Show all lines that include the string "collapse"; copy each one.

# # # # #

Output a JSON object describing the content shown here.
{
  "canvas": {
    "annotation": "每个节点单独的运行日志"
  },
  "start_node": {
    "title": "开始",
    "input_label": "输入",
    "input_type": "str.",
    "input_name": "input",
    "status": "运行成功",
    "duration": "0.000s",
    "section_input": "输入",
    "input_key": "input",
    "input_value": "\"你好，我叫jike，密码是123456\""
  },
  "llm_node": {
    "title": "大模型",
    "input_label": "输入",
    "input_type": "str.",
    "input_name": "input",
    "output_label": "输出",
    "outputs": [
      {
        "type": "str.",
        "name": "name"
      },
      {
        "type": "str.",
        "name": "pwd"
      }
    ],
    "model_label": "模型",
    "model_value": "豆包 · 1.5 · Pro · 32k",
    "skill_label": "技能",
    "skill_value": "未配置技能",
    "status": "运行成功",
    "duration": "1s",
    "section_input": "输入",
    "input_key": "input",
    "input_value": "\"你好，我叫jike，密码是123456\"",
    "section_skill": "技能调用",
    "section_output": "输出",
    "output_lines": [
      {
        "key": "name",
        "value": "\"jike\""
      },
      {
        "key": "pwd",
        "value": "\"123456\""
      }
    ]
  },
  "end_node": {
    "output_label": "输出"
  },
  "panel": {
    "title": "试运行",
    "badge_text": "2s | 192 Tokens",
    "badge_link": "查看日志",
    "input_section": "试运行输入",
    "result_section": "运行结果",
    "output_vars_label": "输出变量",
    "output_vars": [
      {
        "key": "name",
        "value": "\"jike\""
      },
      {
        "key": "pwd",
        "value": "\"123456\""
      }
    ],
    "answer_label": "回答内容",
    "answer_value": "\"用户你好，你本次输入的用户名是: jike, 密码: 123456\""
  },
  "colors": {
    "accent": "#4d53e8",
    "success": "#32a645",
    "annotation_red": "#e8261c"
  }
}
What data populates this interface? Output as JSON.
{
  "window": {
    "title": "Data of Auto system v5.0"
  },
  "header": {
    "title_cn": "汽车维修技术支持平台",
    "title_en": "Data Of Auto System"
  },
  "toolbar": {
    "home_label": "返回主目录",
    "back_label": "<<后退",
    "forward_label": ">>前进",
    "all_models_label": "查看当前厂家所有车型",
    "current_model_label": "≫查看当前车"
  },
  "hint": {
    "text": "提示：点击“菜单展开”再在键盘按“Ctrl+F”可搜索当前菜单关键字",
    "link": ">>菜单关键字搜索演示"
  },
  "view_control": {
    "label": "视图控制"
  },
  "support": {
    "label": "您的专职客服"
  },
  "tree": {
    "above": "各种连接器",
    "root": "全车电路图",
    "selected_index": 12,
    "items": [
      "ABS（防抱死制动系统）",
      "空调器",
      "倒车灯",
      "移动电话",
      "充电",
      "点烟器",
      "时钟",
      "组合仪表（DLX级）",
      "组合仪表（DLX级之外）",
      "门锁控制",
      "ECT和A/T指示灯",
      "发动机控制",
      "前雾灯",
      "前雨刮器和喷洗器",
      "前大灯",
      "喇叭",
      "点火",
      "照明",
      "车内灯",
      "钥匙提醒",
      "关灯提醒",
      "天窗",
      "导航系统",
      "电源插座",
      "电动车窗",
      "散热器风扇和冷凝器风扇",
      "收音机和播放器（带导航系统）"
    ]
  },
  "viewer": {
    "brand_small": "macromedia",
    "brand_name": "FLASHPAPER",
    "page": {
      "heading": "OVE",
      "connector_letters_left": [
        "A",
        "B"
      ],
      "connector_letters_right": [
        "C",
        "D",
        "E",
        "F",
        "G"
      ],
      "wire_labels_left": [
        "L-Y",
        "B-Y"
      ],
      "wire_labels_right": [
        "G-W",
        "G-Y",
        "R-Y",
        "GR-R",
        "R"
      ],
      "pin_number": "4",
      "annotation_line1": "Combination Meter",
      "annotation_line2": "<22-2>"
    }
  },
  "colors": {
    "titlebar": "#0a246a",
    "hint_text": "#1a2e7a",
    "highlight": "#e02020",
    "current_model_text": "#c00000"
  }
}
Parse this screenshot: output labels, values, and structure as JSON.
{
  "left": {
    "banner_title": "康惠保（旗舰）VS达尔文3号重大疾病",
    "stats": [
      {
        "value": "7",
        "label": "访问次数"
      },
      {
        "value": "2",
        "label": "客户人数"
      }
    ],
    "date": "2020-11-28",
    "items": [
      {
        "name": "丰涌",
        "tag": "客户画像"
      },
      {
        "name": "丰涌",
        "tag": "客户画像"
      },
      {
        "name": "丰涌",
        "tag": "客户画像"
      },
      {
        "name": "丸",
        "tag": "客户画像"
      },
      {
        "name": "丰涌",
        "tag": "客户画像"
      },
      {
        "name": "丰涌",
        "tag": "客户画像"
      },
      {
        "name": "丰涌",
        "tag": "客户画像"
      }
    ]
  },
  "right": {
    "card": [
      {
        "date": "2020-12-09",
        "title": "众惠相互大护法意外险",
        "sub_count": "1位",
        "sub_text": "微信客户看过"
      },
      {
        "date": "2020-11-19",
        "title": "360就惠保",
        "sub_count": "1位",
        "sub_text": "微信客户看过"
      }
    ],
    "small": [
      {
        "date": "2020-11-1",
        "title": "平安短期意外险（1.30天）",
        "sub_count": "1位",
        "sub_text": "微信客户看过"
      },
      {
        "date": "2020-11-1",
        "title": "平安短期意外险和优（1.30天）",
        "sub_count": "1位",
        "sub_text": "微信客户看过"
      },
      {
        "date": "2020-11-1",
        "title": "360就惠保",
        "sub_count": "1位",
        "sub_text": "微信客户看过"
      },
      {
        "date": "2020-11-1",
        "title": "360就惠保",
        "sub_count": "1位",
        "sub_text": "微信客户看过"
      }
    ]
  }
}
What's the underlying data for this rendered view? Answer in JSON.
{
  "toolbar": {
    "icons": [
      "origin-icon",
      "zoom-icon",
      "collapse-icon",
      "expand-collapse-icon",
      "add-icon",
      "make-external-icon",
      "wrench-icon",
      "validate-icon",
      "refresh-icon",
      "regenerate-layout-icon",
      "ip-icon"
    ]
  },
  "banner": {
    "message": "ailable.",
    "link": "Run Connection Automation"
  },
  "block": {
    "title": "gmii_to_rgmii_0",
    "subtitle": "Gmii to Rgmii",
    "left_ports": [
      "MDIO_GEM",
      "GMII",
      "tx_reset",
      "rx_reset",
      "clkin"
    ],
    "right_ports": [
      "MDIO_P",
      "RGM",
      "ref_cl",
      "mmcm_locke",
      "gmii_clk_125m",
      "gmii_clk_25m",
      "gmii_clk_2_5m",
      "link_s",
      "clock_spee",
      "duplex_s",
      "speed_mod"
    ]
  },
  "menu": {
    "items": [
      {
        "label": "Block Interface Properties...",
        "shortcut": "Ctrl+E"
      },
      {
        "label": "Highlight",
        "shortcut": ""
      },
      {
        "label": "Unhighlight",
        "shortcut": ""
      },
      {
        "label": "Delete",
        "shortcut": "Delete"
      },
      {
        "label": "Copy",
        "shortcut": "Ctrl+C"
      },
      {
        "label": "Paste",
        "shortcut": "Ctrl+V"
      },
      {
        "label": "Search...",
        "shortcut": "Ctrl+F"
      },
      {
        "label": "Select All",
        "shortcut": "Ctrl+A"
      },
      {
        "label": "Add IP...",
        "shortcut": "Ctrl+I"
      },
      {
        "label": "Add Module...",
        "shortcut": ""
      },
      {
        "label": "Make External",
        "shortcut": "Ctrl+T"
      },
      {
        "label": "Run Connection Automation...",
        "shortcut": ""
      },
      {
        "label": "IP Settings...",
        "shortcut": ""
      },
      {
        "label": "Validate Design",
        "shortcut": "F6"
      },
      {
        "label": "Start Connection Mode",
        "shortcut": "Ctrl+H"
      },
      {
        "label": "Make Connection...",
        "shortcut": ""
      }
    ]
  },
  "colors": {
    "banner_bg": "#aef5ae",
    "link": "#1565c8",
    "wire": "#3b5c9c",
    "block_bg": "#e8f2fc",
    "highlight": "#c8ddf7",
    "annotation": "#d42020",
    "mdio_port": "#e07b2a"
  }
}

# # # # #

• [Answer to this task]
      "collapse-icon",
      "expand-collapse-icon",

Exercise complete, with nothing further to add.